# [DESCRIPTION OF THE TASK]
Set every entry down again exactly, omitting none.

*** INPUT FOR THIS TASK ***

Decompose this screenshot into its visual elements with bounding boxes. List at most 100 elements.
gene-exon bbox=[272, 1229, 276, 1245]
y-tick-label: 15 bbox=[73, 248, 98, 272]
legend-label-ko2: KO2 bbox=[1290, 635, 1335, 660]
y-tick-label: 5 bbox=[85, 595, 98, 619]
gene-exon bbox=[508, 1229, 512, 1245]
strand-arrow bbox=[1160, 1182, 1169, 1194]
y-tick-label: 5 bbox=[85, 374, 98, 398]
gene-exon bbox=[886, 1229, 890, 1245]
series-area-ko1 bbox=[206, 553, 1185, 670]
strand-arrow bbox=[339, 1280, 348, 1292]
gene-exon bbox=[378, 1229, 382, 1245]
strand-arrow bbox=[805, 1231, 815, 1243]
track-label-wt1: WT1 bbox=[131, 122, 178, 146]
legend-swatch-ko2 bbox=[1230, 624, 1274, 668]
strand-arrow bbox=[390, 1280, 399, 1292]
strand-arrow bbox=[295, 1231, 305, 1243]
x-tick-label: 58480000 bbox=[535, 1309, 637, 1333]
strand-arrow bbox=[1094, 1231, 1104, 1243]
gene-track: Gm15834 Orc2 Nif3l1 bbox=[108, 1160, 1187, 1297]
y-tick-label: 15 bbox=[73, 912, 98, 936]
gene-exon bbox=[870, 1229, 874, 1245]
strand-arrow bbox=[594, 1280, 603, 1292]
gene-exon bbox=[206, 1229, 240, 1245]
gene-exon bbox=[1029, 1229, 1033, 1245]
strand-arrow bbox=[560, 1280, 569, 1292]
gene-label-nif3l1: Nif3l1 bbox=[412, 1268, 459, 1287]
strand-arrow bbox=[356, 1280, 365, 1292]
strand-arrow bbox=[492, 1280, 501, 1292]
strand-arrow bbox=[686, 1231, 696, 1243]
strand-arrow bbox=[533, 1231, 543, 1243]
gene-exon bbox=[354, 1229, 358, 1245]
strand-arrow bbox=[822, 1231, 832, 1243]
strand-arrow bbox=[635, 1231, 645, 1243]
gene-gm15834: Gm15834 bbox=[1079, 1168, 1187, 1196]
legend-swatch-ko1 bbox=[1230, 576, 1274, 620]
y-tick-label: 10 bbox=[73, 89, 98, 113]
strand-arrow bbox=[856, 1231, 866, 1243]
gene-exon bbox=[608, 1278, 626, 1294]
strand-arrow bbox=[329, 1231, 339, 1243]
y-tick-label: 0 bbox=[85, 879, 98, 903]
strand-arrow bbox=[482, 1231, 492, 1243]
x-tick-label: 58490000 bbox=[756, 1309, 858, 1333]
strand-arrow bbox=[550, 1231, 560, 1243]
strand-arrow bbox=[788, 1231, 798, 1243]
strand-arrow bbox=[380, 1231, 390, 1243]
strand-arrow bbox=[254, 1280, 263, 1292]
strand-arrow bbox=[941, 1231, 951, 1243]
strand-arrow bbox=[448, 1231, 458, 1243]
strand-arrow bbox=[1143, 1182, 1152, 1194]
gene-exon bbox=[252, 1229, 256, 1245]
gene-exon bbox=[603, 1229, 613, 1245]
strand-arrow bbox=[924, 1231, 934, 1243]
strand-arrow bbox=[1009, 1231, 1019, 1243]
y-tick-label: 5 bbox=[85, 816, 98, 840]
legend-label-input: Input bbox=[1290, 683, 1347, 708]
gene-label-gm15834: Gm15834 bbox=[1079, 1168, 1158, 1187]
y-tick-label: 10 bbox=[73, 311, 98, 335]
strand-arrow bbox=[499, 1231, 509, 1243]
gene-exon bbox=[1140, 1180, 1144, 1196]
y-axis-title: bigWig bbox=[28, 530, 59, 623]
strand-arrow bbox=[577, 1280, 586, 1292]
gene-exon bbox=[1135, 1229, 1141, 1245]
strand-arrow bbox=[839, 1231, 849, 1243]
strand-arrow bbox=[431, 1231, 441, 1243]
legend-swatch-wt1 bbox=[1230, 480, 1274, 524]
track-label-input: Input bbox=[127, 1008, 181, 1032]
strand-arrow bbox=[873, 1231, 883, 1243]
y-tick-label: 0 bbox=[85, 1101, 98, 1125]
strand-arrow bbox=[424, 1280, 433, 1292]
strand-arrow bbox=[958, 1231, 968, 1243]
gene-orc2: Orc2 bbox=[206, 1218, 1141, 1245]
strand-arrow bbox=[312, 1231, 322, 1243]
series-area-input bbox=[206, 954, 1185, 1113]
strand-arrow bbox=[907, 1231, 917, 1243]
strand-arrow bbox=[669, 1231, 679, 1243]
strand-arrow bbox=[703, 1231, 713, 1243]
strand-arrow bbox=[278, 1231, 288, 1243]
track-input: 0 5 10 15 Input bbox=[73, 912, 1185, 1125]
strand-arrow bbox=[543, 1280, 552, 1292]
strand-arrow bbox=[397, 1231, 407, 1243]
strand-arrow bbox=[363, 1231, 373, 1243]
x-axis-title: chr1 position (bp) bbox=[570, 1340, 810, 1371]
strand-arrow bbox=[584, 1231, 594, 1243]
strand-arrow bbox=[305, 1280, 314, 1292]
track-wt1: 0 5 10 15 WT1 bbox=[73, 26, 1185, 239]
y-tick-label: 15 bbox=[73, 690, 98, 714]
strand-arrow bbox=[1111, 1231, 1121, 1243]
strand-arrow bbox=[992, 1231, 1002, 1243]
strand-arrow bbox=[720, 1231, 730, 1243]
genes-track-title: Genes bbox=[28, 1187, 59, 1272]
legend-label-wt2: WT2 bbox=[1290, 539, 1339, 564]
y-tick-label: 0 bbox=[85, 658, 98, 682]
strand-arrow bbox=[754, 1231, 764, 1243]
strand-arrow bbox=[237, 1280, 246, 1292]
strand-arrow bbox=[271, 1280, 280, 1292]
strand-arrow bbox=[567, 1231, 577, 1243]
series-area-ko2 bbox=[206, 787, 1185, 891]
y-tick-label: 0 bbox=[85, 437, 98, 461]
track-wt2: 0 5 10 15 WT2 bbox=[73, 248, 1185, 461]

*** End of INPUT FOR THIS TASK ***

# [EXERCISE RESULT]
Decompose this screenshot into its visual elements with bounding boxes. List at most 100 elements.
gene-exon bbox=[272, 1229, 276, 1245]
y-tick-label: 15 bbox=[73, 248, 98, 272]
legend-label-ko2: KO2 bbox=[1290, 635, 1335, 660]
y-tick-label: 5 bbox=[85, 595, 98, 619]
gene-exon bbox=[508, 1229, 512, 1245]
strand-arrow bbox=[1160, 1182, 1169, 1194]
y-tick-label: 5 bbox=[85, 374, 98, 398]
gene-exon bbox=[886, 1229, 890, 1245]
series-area-ko1 bbox=[206, 553, 1185, 670]
strand-arrow bbox=[339, 1280, 348, 1292]
gene-exon bbox=[378, 1229, 382, 1245]
strand-arrow bbox=[805, 1231, 815, 1243]
track-label-wt1: WT1 bbox=[131, 122, 178, 146]
legend-swatch-ko2 bbox=[1230, 624, 1274, 668]
strand-arrow bbox=[390, 1280, 399, 1292]
strand-arrow bbox=[295, 1231, 305, 1243]
x-tick-label: 58480000 bbox=[535, 1309, 637, 1333]
strand-arrow bbox=[1094, 1231, 1104, 1243]
gene-track: Gm15834 Orc2 Nif3l1 bbox=[108, 1160, 1187, 1297]
y-tick-label: 15 bbox=[73, 912, 98, 936]
gene-exon bbox=[870, 1229, 874, 1245]
strand-arrow bbox=[594, 1280, 603, 1292]
gene-exon bbox=[206, 1229, 240, 1245]
gene-exon bbox=[1029, 1229, 1033, 1245]
strand-arrow bbox=[560, 1280, 569, 1292]
gene-label-nif3l1: Nif3l1 bbox=[412, 1268, 459, 1287]
strand-arrow bbox=[356, 1280, 365, 1292]
strand-arrow bbox=[492, 1280, 501, 1292]
strand-arrow bbox=[686, 1231, 696, 1243]
strand-arrow bbox=[533, 1231, 543, 1243]
gene-exon bbox=[354, 1229, 358, 1245]
strand-arrow bbox=[822, 1231, 832, 1243]
strand-arrow bbox=[635, 1231, 645, 1243]
gene-gm15834: Gm15834 bbox=[1079, 1168, 1187, 1196]
legend-swatch-ko1 bbox=[1230, 576, 1274, 620]
y-tick-label: 10 bbox=[73, 89, 98, 113]
strand-arrow bbox=[856, 1231, 866, 1243]
gene-exon bbox=[608, 1278, 626, 1294]
strand-arrow bbox=[329, 1231, 339, 1243]
y-tick-label: 0 bbox=[85, 879, 98, 903]
strand-arrow bbox=[482, 1231, 492, 1243]
x-tick-label: 58490000 bbox=[756, 1309, 858, 1333]
strand-arrow bbox=[550, 1231, 560, 1243]
strand-arrow bbox=[788, 1231, 798, 1243]
strand-arrow bbox=[380, 1231, 390, 1243]
strand-arrow bbox=[254, 1280, 263, 1292]
strand-arrow bbox=[941, 1231, 951, 1243]
strand-arrow bbox=[448, 1231, 458, 1243]
strand-arrow bbox=[1143, 1182, 1152, 1194]
gene-exon bbox=[252, 1229, 256, 1245]
gene-exon bbox=[603, 1229, 613, 1245]
strand-arrow bbox=[924, 1231, 934, 1243]
strand-arrow bbox=[1009, 1231, 1019, 1243]
y-tick-label: 5 bbox=[85, 816, 98, 840]
legend-label-input: Input bbox=[1290, 683, 1347, 708]
gene-label-gm15834: Gm15834 bbox=[1079, 1168, 1158, 1187]
y-tick-label: 10 bbox=[73, 311, 98, 335]
strand-arrow bbox=[499, 1231, 509, 1243]
gene-exon bbox=[1140, 1180, 1144, 1196]
y-axis-title: bigWig bbox=[28, 530, 59, 623]
strand-arrow bbox=[577, 1280, 586, 1292]
gene-exon bbox=[1135, 1229, 1141, 1245]
strand-arrow bbox=[839, 1231, 849, 1243]
strand-arrow bbox=[431, 1231, 441, 1243]
legend-swatch-wt1 bbox=[1230, 480, 1274, 524]
track-label-input: Input bbox=[127, 1008, 181, 1032]
strand-arrow bbox=[873, 1231, 883, 1243]
y-tick-label: 0 bbox=[85, 1101, 98, 1125]
strand-arrow bbox=[424, 1280, 433, 1292]
strand-arrow bbox=[958, 1231, 968, 1243]
gene-orc2: Orc2 bbox=[206, 1218, 1141, 1245]
strand-arrow bbox=[312, 1231, 322, 1243]
series-area-input bbox=[206, 954, 1185, 1113]
strand-arrow bbox=[907, 1231, 917, 1243]
strand-arrow bbox=[669, 1231, 679, 1243]
strand-arrow bbox=[703, 1231, 713, 1243]
strand-arrow bbox=[278, 1231, 288, 1243]
track-input: 0 5 10 15 Input bbox=[73, 912, 1185, 1125]
strand-arrow bbox=[543, 1280, 552, 1292]
strand-arrow bbox=[397, 1231, 407, 1243]
strand-arrow bbox=[363, 1231, 373, 1243]
x-axis-title: chr1 position (bp) bbox=[570, 1340, 810, 1371]
strand-arrow bbox=[584, 1231, 594, 1243]
strand-arrow bbox=[305, 1280, 314, 1292]
track-wt1: 0 5 10 15 WT1 bbox=[73, 26, 1185, 239]
y-tick-label: 15 bbox=[73, 690, 98, 714]
strand-arrow bbox=[1111, 1231, 1121, 1243]
strand-arrow bbox=[992, 1231, 1002, 1243]
strand-arrow bbox=[720, 1231, 730, 1243]
genes-track-title: Genes bbox=[28, 1187, 59, 1272]
legend-label-wt2: WT2 bbox=[1290, 539, 1339, 564]
y-tick-label: 0 bbox=[85, 658, 98, 682]
strand-arrow bbox=[754, 1231, 764, 1243]
strand-arrow bbox=[237, 1280, 246, 1292]
strand-arrow bbox=[271, 1280, 280, 1292]
strand-arrow bbox=[567, 1231, 577, 1243]
series-area-ko2 bbox=[206, 787, 1185, 891]
y-tick-label: 0 bbox=[85, 437, 98, 461]
track-wt2: 0 5 10 15 WT2 bbox=[73, 248, 1185, 461]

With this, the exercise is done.